To be done.
Where a line holds "kuźni", copy it.

━━━━━ Listing

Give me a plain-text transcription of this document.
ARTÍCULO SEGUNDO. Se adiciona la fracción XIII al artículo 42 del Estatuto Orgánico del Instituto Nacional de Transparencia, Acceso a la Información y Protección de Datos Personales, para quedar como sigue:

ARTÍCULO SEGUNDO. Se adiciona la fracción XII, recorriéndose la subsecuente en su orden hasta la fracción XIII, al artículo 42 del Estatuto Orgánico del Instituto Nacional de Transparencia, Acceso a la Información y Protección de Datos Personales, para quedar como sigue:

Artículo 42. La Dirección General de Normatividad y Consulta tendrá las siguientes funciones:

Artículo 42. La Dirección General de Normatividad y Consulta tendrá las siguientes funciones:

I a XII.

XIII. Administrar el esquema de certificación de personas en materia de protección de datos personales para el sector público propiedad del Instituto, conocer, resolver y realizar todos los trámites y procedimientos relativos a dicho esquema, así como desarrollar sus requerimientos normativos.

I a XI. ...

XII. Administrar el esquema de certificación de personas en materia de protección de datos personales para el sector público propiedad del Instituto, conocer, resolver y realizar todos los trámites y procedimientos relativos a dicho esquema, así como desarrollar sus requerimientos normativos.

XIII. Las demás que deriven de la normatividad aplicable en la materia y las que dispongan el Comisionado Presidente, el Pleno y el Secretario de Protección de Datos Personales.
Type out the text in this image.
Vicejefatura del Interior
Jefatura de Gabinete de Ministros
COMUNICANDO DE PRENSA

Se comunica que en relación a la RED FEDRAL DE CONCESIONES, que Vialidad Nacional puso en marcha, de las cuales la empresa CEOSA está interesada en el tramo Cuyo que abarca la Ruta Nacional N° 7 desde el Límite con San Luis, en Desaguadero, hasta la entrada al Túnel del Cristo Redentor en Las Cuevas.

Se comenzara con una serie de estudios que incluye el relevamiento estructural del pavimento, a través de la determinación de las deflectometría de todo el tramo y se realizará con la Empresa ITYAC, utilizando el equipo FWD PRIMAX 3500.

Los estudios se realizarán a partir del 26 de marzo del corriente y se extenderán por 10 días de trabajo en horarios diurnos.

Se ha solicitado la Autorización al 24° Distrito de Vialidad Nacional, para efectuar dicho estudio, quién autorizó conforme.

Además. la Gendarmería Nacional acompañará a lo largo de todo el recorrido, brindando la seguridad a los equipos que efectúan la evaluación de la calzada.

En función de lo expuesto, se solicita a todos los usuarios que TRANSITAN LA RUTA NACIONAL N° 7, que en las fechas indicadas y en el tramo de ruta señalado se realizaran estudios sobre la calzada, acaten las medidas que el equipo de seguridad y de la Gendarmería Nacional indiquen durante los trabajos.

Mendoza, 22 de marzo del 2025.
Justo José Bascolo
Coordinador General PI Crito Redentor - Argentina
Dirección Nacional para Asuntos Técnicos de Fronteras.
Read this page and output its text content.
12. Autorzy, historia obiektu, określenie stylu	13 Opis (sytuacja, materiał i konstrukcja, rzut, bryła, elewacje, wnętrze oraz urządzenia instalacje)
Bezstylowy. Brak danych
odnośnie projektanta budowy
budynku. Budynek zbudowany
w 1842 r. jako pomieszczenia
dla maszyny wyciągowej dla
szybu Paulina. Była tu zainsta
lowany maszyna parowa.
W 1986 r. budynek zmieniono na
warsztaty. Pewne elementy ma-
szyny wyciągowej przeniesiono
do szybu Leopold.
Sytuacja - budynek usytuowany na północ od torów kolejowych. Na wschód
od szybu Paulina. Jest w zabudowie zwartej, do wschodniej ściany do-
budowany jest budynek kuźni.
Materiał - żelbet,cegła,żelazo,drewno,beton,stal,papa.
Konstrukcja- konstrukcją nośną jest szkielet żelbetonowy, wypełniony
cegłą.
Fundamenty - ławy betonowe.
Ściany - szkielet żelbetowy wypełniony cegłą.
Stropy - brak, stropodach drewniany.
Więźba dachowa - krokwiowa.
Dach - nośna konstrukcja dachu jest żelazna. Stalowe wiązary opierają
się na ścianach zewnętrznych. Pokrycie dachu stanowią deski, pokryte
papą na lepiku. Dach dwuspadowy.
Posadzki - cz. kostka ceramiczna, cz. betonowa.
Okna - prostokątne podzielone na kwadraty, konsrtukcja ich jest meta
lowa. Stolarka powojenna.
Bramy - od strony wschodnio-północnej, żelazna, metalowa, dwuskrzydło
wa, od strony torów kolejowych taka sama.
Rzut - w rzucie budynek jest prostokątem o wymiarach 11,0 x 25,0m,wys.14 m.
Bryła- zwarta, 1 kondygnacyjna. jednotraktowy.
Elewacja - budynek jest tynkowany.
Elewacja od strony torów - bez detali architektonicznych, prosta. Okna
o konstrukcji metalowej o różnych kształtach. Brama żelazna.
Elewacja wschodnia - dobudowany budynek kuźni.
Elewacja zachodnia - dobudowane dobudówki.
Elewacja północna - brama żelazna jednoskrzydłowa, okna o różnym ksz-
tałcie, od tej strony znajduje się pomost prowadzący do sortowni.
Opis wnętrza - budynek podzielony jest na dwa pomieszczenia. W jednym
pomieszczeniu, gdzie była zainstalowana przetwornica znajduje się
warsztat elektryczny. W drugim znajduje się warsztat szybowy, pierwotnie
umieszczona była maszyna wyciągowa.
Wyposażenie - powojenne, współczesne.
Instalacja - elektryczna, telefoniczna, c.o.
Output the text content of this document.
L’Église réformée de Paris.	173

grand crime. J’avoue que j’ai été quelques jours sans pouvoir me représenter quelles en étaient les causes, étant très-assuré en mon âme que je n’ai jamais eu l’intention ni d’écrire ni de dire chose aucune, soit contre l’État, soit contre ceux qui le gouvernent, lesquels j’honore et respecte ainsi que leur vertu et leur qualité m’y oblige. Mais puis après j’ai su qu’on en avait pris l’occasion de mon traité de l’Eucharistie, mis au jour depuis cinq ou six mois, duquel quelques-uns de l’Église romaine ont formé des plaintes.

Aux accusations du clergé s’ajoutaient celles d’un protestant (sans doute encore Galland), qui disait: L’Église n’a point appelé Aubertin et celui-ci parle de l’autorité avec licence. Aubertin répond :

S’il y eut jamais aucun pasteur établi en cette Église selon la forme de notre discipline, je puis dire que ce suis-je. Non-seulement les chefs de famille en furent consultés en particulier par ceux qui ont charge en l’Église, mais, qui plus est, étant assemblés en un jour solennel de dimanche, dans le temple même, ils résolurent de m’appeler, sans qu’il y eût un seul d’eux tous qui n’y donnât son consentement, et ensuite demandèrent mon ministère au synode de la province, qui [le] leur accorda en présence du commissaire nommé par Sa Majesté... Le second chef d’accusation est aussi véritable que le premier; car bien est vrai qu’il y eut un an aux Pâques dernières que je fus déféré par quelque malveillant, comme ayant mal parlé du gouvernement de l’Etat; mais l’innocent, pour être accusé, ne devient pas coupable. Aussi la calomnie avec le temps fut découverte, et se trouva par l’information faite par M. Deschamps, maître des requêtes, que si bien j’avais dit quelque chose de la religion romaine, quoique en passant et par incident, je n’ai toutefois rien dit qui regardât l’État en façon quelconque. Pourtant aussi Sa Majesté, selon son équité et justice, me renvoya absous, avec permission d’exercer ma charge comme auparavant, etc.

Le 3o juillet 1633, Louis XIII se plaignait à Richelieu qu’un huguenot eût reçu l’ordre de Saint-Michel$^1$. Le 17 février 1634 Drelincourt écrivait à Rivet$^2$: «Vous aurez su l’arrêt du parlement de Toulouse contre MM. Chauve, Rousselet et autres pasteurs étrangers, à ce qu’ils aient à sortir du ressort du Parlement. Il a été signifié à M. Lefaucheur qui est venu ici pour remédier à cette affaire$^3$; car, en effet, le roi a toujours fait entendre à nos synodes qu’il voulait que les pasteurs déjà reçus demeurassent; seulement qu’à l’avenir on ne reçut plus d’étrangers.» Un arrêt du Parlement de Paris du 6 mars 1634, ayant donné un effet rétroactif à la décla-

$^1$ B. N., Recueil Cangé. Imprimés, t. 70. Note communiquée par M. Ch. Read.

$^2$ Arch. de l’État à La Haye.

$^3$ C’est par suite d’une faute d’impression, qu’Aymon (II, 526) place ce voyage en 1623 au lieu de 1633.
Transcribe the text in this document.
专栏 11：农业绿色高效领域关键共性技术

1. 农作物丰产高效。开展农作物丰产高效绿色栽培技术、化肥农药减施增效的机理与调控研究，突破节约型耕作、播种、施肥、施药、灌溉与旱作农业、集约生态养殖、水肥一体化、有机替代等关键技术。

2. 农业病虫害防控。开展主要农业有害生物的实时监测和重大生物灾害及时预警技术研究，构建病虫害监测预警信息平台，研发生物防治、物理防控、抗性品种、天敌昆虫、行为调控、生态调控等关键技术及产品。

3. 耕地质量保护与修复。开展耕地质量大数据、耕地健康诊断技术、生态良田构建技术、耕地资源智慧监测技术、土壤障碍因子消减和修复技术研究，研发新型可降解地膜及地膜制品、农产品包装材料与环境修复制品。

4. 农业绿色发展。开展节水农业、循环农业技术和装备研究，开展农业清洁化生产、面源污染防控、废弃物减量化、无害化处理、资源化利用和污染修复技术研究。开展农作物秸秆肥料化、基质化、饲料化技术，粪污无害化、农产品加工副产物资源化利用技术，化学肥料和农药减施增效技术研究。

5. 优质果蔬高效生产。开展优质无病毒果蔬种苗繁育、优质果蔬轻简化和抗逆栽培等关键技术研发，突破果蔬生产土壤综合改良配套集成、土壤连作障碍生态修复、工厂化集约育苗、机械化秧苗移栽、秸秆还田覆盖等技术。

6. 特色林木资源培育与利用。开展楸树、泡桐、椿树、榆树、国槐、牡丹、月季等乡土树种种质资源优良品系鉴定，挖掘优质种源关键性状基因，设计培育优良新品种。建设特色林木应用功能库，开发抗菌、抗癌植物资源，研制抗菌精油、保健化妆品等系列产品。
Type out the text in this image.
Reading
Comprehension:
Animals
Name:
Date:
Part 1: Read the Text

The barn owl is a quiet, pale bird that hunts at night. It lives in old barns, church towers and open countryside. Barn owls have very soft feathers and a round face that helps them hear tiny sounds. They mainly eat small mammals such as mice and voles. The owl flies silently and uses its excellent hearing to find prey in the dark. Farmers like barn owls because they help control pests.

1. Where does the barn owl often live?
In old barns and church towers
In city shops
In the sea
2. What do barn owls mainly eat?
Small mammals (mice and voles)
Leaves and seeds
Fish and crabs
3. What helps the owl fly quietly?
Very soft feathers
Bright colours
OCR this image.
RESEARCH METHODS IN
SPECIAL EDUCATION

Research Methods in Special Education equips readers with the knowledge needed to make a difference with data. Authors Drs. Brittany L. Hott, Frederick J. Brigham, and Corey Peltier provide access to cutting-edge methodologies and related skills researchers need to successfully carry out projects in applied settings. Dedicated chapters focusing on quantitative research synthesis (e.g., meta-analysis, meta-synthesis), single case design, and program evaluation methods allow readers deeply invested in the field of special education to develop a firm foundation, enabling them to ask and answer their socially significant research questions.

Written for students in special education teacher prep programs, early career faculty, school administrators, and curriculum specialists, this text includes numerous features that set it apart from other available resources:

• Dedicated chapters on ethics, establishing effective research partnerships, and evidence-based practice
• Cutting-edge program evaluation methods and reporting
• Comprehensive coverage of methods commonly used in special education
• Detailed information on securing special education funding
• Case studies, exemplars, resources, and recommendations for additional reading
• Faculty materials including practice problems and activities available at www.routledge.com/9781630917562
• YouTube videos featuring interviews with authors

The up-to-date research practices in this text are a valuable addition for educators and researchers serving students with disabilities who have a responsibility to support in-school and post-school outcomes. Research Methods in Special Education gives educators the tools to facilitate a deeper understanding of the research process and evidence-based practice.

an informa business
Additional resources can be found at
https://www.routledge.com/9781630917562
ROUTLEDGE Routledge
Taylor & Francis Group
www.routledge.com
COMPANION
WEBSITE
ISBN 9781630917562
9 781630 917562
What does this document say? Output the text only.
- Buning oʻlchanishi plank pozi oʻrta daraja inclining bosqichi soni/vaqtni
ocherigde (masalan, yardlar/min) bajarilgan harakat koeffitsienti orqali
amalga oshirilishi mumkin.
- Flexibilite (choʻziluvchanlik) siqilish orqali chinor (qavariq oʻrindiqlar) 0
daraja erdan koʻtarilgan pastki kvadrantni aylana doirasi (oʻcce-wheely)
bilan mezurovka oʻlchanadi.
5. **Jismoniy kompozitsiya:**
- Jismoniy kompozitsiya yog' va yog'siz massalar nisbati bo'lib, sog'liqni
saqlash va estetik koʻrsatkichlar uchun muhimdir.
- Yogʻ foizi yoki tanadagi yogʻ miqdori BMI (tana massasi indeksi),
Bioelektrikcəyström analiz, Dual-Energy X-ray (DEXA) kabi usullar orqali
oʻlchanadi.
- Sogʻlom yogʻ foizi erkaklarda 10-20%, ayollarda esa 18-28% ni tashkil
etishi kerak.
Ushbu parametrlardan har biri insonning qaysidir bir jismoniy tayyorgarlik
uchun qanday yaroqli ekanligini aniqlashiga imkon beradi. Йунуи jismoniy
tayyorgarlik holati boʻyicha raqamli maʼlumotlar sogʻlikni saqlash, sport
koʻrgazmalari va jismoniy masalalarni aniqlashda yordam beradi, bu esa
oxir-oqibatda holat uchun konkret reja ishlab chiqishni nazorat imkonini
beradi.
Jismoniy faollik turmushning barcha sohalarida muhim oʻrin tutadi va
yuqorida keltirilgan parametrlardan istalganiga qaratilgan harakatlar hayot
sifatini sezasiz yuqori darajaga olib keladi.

━━━━━━━━━━

Final answer.
budowany jest budynek kuźni.
Elewacja wschodnia - dobudowany budynek kuźni.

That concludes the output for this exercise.